## Exercise passage
——

Pharmacology to Target the Mechanisms of Aging is a Going Concern
Traditional pharmacological drug development involves (a) identifying a protein or protein interaction of interest in the body, (b) screening the small molecule libraries for a compound that affects that target, and then (c) making a better version of that small molecule: more effective, less harmful. That remains the bulk of the medical research and development industry, despite the proliferation of other approaches, including cell therapies, gene therapies, recombinant proteins, monoclonal antibodies, and so forth. There are goals that cannot be achieved by small molecules, and, as techniques improve and costs fall, gene therapies of various sorts will ultimately replace a great many small molecule therapies.
That is yet to come, however, and thus much of the first wave of the longevity industry is focused on turning out small molecule drugs that can in some way influence mechanisms of aging. This can be very promising, as in the case of senolytic drugs that cause senescent cells to self-destruct, or it can be likely of only modest benefit, as in the case of mTOR inhibitors that provoke cells into greater stress response activity. All too much of the work taking place today is of the latter category, and will probably provide, at best, similar gains in long term health and life span to those that can be achieved by exercise or the practice of calorie restriction. If we want to truly change the shape of a human life, more than this is needed.

——

## Page segmentation records
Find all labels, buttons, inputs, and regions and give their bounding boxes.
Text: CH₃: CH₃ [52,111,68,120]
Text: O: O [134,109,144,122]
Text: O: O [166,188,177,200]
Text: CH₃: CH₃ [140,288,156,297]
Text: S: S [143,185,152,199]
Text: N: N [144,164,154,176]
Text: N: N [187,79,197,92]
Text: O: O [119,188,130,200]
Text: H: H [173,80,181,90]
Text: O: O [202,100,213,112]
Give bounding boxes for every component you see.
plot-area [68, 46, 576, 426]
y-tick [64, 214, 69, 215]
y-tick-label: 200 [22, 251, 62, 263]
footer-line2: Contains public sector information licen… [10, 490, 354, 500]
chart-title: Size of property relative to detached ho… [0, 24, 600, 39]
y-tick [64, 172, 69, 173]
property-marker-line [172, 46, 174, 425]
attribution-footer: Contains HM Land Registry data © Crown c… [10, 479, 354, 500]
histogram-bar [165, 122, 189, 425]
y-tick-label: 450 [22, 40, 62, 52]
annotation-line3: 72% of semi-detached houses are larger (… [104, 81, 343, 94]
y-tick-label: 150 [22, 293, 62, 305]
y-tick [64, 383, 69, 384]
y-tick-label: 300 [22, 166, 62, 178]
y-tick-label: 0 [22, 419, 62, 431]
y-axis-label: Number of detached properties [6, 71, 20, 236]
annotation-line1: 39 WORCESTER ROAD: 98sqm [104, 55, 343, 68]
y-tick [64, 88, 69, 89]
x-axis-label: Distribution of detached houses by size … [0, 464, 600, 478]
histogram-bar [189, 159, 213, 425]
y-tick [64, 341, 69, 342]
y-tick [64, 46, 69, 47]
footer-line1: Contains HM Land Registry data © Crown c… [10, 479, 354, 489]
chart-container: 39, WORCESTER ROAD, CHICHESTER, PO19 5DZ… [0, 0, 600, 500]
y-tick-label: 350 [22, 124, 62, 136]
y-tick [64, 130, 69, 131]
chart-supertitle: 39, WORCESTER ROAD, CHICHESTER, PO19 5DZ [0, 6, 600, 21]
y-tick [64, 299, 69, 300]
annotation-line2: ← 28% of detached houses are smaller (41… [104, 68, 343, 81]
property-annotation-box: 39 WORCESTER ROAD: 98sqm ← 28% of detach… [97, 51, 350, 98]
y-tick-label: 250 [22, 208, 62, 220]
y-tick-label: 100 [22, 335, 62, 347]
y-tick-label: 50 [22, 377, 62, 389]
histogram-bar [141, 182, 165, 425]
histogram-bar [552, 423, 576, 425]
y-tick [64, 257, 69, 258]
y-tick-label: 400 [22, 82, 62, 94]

——

## What you need to do
Pick up the passage on drugs that target the mechanisms of aging right after its last sentence, and continue it.

## Reply
The number of compounds that have been shown to increase longevity in preclinical models is growing exponentially: it was approximately 300 in 2005, 1300 in 2015, and most recently to 2000 in 2020. Meanwhile, the discovery of longevity-associated genes has plateaued, following an exponential growth until approximately 2010 before transitioning to a slower growth over the last decade. There are probably many more longevity genes left, but the incentives for their discovery are reduced since most newly discovered genes now tend to eventually lead towards already known pathways.
The number of longevity companies has also doubtlessly increased dramatically, although this is harder to subjectively measure, as it is difficult to define what makes a company longevity-focused. Most of these companies deal with the hallmarks of aging, most notably oxidative stress and mitochondrial dysfunction, cellular senescence, and pathways implicated in caloric restriction, such as mTOR. The acquisition of longevity companies by big pharma, for example the purchase of Alkahest by Grifols, is also just beginning to occur. One concern is the lack of strategic diversity. It is possible that too much weight is being put on these areas despite the much broader range of potential strategies.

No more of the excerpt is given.